● Work to complete
Send back the records in full, character for character.
* * * * * * * * *
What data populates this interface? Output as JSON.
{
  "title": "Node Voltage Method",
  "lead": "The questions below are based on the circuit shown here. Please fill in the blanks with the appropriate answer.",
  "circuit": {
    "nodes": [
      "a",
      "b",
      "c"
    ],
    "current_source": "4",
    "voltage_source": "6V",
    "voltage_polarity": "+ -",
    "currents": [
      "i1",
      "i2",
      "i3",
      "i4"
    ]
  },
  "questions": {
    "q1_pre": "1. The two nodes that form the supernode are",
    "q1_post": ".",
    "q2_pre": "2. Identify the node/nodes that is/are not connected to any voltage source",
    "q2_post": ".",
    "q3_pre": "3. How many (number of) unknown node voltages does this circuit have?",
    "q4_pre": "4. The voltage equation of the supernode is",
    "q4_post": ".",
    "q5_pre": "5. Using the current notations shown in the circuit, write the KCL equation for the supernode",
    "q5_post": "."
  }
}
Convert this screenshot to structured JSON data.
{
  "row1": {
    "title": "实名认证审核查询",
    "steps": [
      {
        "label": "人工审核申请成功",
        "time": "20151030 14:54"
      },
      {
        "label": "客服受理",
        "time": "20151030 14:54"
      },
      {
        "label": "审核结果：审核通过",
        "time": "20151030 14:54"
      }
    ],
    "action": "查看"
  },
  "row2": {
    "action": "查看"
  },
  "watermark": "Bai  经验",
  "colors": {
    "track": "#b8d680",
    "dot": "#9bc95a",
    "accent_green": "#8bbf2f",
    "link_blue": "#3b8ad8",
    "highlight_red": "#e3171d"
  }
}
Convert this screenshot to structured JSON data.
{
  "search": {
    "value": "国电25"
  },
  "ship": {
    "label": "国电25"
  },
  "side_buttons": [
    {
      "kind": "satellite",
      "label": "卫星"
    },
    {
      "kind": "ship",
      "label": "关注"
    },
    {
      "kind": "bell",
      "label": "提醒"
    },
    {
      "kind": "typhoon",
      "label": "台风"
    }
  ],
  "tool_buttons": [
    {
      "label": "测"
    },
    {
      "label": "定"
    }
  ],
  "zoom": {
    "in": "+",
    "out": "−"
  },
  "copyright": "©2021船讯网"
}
* * * * * * * * *
● The answer
What data populates this interface? Output as JSON.
{
  "title": "Node Voltage Method",
  "lead": "The questions below are based on the circuit shown here. Please fill in the blanks with the appropriate answer.",
  "circuit": {
    "nodes": [
      "a",
      "b",
      "c"
    ],
    "current_source": "4",
    "voltage_source": "6V",
    "voltage_polarity": "+ -",
    "currents": [
      "i1",
      "i2",
      "i3",
      "i4"
    ]
  },
  "questions": {
    "q1_pre": "1. The two nodes that form the supernode are",
    "q1_post": ".",
    "q2_pre": "2. Identify the node/nodes that is/are not connected to any voltage source",
    "q2_post": ".",
    "q3_pre": "3. How many (number of) unknown node voltages does this circuit have?",
    "q4_pre": "4. The voltage equation of the supernode is",
    "q4_post": ".",
    "q5_pre": "5. Using the current notations shown in the circuit, write the KCL equation for the supernode",
    "q5_post": "."
  }
}
Convert this screenshot to structured JSON data.
{
  "row1": {
    "title": "实名认证审核查询",
    "steps": [
      {
        "label": "人工审核申请成功",
        "time": "20151030 14:54"
      },
      {
        "label": "客服受理",
        "time": "20151030 14:54"
      },
      {
        "label": "审核结果：审核通过",
        "time": "20151030 14:54"
      }
    ],
    "action": "查看"
  },
  "row2": {
    "action": "查看"
  },
  "watermark": "Bai  经验",
  "colors": {
    "track": "#b8d680",
    "dot": "#9bc95a",
    "accent_green": "#8bbf2f",
    "link_blue": "#3b8ad8",
    "highlight_red": "#e3171d"
  }
}
Convert this screenshot to structured JSON data.
{
  "search": {
    "value": "国电25"
  },
  "ship": {
    "label": "国电25"
  },
  "side_buttons": [
    {
      "kind": "satellite",
      "label": "卫星"
    },
    {
      "kind": "ship",
      "label": "关注"
    },
    {
      "kind": "bell",
      "label": "提醒"
    },
    {
      "kind": "typhoon",
      "label": "台风"
    }
  ],
  "tool_buttons": [
    {
      "label": "测"
    },
    {
      "label": "定"
    }
  ],
  "zoom": {
    "in": "+",
    "out": "−"
  },
  "copyright": "©2021船讯网"
}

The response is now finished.